Stored dataset items
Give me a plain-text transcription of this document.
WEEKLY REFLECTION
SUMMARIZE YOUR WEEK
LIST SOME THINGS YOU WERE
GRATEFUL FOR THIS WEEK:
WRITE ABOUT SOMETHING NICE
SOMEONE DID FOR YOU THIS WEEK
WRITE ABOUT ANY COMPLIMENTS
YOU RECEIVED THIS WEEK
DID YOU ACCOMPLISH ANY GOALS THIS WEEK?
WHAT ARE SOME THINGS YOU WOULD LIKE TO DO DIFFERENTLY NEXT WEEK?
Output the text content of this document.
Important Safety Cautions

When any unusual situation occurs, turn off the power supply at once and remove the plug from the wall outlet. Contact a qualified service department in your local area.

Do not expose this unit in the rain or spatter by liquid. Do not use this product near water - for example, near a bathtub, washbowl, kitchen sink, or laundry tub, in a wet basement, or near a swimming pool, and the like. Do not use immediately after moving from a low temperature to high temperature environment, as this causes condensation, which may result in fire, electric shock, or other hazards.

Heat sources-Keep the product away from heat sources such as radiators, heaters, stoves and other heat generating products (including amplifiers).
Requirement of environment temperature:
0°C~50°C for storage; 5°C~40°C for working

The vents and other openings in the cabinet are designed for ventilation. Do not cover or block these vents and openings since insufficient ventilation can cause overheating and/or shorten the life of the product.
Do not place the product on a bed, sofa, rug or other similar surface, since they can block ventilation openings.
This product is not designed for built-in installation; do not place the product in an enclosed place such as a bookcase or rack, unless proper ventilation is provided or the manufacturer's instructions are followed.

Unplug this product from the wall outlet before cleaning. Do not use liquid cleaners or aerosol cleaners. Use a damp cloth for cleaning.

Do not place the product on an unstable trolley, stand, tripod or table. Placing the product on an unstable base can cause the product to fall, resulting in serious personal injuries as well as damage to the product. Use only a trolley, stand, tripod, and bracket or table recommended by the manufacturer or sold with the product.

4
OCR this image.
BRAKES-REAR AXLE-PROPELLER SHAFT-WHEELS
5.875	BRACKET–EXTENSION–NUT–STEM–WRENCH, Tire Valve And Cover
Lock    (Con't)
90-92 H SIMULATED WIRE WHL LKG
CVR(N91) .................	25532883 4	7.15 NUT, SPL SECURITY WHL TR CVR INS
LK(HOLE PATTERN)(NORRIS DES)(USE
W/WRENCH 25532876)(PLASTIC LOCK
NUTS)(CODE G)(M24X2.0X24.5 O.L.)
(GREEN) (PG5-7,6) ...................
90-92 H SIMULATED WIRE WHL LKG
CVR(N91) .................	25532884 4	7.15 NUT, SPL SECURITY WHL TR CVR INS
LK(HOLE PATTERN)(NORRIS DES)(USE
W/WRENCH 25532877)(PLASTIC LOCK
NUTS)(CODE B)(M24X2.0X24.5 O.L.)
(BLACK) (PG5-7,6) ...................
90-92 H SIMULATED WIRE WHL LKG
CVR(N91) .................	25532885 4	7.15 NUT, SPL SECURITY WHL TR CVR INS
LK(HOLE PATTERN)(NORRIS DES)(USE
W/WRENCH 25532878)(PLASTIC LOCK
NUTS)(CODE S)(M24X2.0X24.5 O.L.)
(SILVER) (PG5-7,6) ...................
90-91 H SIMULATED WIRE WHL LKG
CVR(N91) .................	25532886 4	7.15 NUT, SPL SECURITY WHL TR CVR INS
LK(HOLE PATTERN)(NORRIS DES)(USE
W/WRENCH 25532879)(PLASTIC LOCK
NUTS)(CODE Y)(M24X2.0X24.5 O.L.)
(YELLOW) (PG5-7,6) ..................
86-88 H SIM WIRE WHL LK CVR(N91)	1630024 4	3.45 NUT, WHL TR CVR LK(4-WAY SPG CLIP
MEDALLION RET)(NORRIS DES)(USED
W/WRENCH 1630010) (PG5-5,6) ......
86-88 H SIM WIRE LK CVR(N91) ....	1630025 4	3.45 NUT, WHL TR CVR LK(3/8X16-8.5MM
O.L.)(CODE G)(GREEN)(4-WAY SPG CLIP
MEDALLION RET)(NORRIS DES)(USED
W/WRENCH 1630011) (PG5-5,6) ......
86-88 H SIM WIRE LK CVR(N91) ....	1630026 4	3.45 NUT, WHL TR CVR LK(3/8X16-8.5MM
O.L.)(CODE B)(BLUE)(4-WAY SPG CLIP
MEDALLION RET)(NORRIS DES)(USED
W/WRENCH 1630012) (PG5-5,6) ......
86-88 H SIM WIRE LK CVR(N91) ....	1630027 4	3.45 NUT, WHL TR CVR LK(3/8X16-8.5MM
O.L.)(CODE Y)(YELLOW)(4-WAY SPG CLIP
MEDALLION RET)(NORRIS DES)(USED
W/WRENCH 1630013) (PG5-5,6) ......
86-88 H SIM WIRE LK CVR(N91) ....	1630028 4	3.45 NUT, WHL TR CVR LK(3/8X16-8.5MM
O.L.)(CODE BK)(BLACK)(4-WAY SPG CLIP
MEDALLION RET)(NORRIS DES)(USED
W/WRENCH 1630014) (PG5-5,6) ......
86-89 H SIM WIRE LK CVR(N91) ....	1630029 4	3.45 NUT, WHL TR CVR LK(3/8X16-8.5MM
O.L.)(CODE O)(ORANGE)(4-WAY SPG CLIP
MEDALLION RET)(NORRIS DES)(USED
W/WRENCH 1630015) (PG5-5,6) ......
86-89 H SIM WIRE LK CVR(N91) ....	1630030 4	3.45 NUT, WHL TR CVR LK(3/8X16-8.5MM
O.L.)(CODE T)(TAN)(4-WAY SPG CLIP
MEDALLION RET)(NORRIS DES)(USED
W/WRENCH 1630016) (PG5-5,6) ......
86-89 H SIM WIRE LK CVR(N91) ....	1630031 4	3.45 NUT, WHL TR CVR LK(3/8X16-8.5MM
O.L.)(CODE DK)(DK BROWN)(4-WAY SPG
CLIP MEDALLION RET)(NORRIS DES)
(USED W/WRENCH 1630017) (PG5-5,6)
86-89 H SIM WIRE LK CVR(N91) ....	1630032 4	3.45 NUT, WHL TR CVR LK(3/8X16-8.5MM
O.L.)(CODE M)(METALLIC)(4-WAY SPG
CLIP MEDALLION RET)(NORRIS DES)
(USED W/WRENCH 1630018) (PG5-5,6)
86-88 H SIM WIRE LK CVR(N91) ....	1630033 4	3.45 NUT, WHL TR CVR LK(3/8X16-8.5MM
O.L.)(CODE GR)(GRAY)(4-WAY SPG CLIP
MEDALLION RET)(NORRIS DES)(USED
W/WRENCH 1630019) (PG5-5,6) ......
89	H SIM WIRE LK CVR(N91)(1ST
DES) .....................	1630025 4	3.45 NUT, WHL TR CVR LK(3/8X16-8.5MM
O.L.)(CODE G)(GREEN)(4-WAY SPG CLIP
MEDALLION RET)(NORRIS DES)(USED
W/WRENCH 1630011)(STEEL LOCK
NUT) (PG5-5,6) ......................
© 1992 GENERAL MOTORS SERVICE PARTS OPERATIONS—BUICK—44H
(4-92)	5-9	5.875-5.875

- **YOUR GOAL**:
Identify the lines of the entries containing the string "CLIP". Copy each such line.

- **WORKED SOLUTION**:
86-88 H SIM WIRE WHL LK CVR(N91)	1630024 4	3.45 NUT, WHL TR CVR LK(4-WAY SPG CLIP
O.L.)(CODE G)(GREEN)(4-WAY SPG CLIP
O.L.)(CODE B)(BLUE)(4-WAY SPG CLIP
O.L.)(CODE Y)(YELLOW)(4-WAY SPG CLIP
O.L.)(CODE BK)(BLACK)(4-WAY SPG CLIP
O.L.)(CODE O)(ORANGE)(4-WAY SPG CLIP
O.L.)(CODE T)(TAN)(4-WAY SPG CLIP
CLIP MEDALLION RET)(NORRIS DES)
CLIP MEDALLION RET)(NORRIS DES)
O.L.)(CODE GR)(GRAY)(4-WAY SPG CLIP
O.L.)(CODE G)(GREEN)(4-WAY SPG CLIP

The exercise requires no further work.